(Lines of data)
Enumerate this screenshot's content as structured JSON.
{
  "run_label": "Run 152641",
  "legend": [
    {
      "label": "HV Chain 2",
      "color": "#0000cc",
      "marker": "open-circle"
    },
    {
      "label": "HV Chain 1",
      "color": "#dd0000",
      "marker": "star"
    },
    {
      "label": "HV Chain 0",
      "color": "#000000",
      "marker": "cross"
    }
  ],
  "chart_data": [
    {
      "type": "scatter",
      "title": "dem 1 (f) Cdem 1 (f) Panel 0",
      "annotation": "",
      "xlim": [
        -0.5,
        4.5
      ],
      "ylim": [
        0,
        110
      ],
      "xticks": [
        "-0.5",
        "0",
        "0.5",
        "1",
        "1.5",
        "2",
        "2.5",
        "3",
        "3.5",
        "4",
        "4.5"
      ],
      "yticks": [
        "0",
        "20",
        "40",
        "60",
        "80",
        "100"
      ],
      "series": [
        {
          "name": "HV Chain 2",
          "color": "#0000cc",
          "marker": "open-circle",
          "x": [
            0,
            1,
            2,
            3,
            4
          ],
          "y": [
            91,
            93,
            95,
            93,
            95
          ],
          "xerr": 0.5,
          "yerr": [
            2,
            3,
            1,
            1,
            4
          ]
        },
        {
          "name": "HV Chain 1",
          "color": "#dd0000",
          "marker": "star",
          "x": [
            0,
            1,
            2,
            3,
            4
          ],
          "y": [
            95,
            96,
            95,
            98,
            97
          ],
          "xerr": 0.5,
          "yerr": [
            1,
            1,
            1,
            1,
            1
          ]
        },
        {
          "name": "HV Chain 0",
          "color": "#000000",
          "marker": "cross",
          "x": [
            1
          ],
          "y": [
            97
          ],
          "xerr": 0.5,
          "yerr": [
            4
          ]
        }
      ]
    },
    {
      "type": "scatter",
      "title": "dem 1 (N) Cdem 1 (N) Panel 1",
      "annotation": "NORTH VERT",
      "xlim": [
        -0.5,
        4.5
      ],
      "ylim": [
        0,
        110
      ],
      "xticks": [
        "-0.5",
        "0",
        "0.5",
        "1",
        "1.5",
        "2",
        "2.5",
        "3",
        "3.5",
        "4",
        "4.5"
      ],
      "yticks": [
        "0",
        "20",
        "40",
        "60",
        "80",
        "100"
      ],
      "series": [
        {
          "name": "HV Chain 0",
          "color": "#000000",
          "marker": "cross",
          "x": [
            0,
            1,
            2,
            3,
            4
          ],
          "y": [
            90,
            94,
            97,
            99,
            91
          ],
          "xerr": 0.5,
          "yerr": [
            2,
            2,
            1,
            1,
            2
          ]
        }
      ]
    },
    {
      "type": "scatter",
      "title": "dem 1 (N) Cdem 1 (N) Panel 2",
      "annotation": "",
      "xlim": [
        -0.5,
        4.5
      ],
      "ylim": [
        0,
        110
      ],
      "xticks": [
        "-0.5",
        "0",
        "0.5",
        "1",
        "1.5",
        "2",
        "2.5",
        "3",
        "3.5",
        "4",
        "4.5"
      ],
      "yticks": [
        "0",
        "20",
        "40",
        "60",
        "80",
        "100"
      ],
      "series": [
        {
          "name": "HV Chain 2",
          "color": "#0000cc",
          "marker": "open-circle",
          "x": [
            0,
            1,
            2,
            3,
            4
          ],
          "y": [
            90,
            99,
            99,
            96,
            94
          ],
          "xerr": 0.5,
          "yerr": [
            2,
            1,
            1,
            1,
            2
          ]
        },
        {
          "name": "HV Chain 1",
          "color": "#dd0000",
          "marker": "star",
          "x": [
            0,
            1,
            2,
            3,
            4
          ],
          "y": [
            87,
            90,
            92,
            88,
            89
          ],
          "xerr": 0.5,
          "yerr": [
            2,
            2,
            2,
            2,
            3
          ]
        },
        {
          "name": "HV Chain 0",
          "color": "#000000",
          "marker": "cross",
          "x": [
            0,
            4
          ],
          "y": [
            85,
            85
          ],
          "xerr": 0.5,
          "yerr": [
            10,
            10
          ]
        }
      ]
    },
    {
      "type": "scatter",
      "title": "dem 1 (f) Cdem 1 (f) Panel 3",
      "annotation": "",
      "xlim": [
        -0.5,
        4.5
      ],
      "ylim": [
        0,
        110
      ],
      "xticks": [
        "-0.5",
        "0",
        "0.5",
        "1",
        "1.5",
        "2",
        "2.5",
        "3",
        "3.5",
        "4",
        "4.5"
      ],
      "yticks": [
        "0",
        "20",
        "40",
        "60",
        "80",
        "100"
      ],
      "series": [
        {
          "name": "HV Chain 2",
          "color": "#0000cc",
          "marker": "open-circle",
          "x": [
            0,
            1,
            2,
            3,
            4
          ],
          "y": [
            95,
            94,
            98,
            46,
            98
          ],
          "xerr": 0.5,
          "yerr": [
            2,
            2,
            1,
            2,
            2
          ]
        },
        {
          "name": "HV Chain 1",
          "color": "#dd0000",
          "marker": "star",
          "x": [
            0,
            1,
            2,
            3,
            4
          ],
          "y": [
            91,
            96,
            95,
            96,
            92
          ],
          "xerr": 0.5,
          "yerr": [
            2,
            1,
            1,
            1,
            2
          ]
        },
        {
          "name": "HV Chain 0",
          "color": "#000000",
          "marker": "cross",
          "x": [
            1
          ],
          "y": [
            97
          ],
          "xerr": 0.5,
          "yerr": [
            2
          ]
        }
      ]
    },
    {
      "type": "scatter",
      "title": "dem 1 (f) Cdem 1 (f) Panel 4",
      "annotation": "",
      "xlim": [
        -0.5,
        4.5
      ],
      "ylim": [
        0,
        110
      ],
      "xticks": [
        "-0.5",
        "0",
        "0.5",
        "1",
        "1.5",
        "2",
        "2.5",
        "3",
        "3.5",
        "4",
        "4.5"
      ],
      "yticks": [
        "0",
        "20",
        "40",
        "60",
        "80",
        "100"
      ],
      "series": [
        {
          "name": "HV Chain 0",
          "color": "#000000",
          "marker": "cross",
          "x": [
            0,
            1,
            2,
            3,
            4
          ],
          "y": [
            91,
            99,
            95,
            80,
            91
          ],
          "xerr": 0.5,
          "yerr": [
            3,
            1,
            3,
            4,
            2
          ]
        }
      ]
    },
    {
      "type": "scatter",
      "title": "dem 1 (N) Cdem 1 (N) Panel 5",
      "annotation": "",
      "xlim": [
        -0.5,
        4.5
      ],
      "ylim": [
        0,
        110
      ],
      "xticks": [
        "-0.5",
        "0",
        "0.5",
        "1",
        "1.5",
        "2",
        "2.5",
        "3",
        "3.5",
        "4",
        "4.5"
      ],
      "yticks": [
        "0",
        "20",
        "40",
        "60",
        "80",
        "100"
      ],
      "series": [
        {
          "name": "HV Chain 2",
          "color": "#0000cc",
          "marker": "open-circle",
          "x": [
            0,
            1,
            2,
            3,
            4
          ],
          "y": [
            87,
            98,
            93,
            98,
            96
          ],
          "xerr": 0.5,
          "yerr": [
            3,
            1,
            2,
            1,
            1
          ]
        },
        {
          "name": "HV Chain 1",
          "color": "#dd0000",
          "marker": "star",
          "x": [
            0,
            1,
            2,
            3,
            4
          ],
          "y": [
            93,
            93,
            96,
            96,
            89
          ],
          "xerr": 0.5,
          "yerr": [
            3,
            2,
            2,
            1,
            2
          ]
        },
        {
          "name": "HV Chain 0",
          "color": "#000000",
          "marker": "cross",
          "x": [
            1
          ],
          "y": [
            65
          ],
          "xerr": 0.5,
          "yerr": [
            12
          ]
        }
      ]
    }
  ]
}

WHAT IS EXPECTED> Print the records above in full, exactly.

OUTPUT BELOW>
Enumerate this screenshot's content as structured JSON.
{
  "run_label": "Run 152641",
  "legend": [
    {
      "label": "HV Chain 2",
      "color": "#0000cc",
      "marker": "open-circle"
    },
    {
      "label": "HV Chain 1",
      "color": "#dd0000",
      "marker": "star"
    },
    {
      "label": "HV Chain 0",
      "color": "#000000",
      "marker": "cross"
    }
  ],
  "chart_data": [
    {
      "type": "scatter",
      "title": "dem 1 (f) Cdem 1 (f) Panel 0",
      "annotation": "",
      "xlim": [
        -0.5,
        4.5
      ],
      "ylim": [
        0,
        110
      ],
      "xticks": [
        "-0.5",
        "0",
        "0.5",
        "1",
        "1.5",
        "2",
        "2.5",
        "3",
        "3.5",
        "4",
        "4.5"
      ],
      "yticks": [
        "0",
        "20",
        "40",
        "60",
        "80",
        "100"
      ],
      "series": [
        {
          "name": "HV Chain 2",
          "color": "#0000cc",
          "marker": "open-circle",
          "x": [
            0,
            1,
            2,
            3,
            4
          ],
          "y": [
            91,
            93,
            95,
            93,
            95
          ],
          "xerr": 0.5,
          "yerr": [
            2,
            3,
            1,
            1,
            4
          ]
        },
        {
          "name": "HV Chain 1",
          "color": "#dd0000",
          "marker": "star",
          "x": [
            0,
            1,
            2,
            3,
            4
          ],
          "y": [
            95,
            96,
            95,
            98,
            97
          ],
          "xerr": 0.5,
          "yerr": [
            1,
            1,
            1,
            1,
            1
          ]
        },
        {
          "name": "HV Chain 0",
          "color": "#000000",
          "marker": "cross",
          "x": [
            1
          ],
          "y": [
            97
          ],
          "xerr": 0.5,
          "yerr": [
            4
          ]
        }
      ]
    },
    {
      "type": "scatter",
      "title": "dem 1 (N) Cdem 1 (N) Panel 1",
      "annotation": "NORTH VERT",
      "xlim": [
        -0.5,
        4.5
      ],
      "ylim": [
        0,
        110
      ],
      "xticks": [
        "-0.5",
        "0",
        "0.5",
        "1",
        "1.5",
        "2",
        "2.5",
        "3",
        "3.5",
        "4",
        "4.5"
      ],
      "yticks": [
        "0",
        "20",
        "40",
        "60",
        "80",
        "100"
      ],
      "series": [
        {
          "name": "HV Chain 0",
          "color": "#000000",
          "marker": "cross",
          "x": [
            0,
            1,
            2,
            3,
            4
          ],
          "y": [
            90,
            94,
            97,
            99,
            91
          ],
          "xerr": 0.5,
          "yerr": [
            2,
            2,
            1,
            1,
            2
          ]
        }
      ]
    },
    {
      "type": "scatter",
      "title": "dem 1 (N) Cdem 1 (N) Panel 2",
      "annotation": "",
      "xlim": [
        -0.5,
        4.5
      ],
      "ylim": [
        0,
        110
      ],
      "xticks": [
        "-0.5",
        "0",
        "0.5",
        "1",
        "1.5",
        "2",
        "2.5",
        "3",
        "3.5",
        "4",
        "4.5"
      ],
      "yticks": [
        "0",
        "20",
        "40",
        "60",
        "80",
        "100"
      ],
      "series": [
        {
          "name": "HV Chain 2",
          "color": "#0000cc",
          "marker": "open-circle",
          "x": [
            0,
            1,
            2,
            3,
            4
          ],
          "y": [
            90,
            99,
            99,
            96,
            94
          ],
          "xerr": 0.5,
          "yerr": [
            2,
            1,
            1,
            1,
            2
          ]
        },
        {
          "name": "HV Chain 1",
          "color": "#dd0000",
          "marker": "star",
          "x": [
            0,
            1,
            2,
            3,
            4
          ],
          "y": [
            87,
            90,
            92,
            88,
            89
          ],
          "xerr": 0.5,
          "yerr": [
            2,
            2,
            2,
            2,
            3
          ]
        },
        {
          "name": "HV Chain 0",
          "color": "#000000",
          "marker": "cross",
          "x": [
            0,
            4
          ],
          "y": [
            85,
            85
          ],
          "xerr": 0.5,
          "yerr": [
            10,
            10
          ]
        }
      ]
    },
    {
      "type": "scatter",
      "title": "dem 1 (f) Cdem 1 (f) Panel 3",
      "annotation": "",
      "xlim": [
        -0.5,
        4.5
      ],
      "ylim": [
        0,
        110
      ],
      "xticks": [
        "-0.5",
        "0",
        "0.5",
        "1",
        "1.5",
        "2",
        "2.5",
        "3",
        "3.5",
        "4",
        "4.5"
      ],
      "yticks": [
        "0",
        "20",
        "40",
        "60",
        "80",
        "100"
      ],
      "series": [
        {
          "name": "HV Chain 2",
          "color": "#0000cc",
          "marker": "open-circle",
          "x": [
            0,
            1,
            2,
            3,
            4
          ],
          "y": [
            95,
            94,
            98,
            46,
            98
          ],
          "xerr": 0.5,
          "yerr": [
            2,
            2,
            1,
            2,
            2
          ]
        },
        {
          "name": "HV Chain 1",
          "color": "#dd0000",
          "marker": "star",
          "x": [
            0,
            1,
            2,
            3,
            4
          ],
          "y": [
            91,
            96,
            95,
            96,
            92
          ],
          "xerr": 0.5,
          "yerr": [
            2,
            1,
            1,
            1,
            2
          ]
        },
        {
          "name": "HV Chain 0",
          "color": "#000000",
          "marker": "cross",
          "x": [
            1
          ],
          "y": [
            97
          ],
          "xerr": 0.5,
          "yerr": [
            2
          ]
        }
      ]
    },
    {
      "type": "scatter",
      "title": "dem 1 (f) Cdem 1 (f) Panel 4",
      "annotation": "",
      "xlim": [
        -0.5,
        4.5
      ],
      "ylim": [
        0,
        110
      ],
      "xticks": [
        "-0.5",
        "0",
        "0.5",
        "1",
        "1.5",
        "2",
        "2.5",
        "3",
        "3.5",
        "4",
        "4.5"
      ],
      "yticks": [
        "0",
        "20",
        "40",
        "60",
        "80",
        "100"
      ],
      "series": [
        {
          "name": "HV Chain 0",
          "color": "#000000",
          "marker": "cross",
          "x": [
            0,
            1,
            2,
            3,
            4
          ],
          "y": [
            91,
            99,
            95,
            80,
            91
          ],
          "xerr": 0.5,
          "yerr": [
            3,
            1,
            3,
            4,
            2
          ]
        }
      ]
    },
    {
      "type": "scatter",
      "title": "dem 1 (N) Cdem 1 (N) Panel 5",
      "annotation": "",
      "xlim": [
        -0.5,
        4.5
      ],
      "ylim": [
        0,
        110
      ],
      "xticks": [
        "-0.5",
        "0",
        "0.5",
        "1",
        "1.5",
        "2",
        "2.5",
        "3",
        "3.5",
        "4",
        "4.5"
      ],
      "yticks": [
        "0",
        "20",
        "40",
        "60",
        "80",
        "100"
      ],
      "series": [
        {
          "name": "HV Chain 2",
          "color": "#0000cc",
          "marker": "open-circle",
          "x": [
            0,
            1,
            2,
            3,
            4
          ],
          "y": [
            87,
            98,
            93,
            98,
            96
          ],
          "xerr": 0.5,
          "yerr": [
            3,
            1,
            2,
            1,
            1
          ]
        },
        {
          "name": "HV Chain 1",
          "color": "#dd0000",
          "marker": "star",
          "x": [
            0,
            1,
            2,
            3,
            4
          ],
          "y": [
            93,
            93,
            96,
            96,
            89
          ],
          "xerr": 0.5,
          "yerr": [
            3,
            2,
            2,
            1,
            2
          ]
        },
        {
          "name": "HV Chain 0",
          "color": "#000000",
          "marker": "cross",
          "x": [
            1
          ],
          "y": [
            65
          ],
          "xerr": 0.5,
          "yerr": [
            12
          ]
        }
      ]
    }
  ]
}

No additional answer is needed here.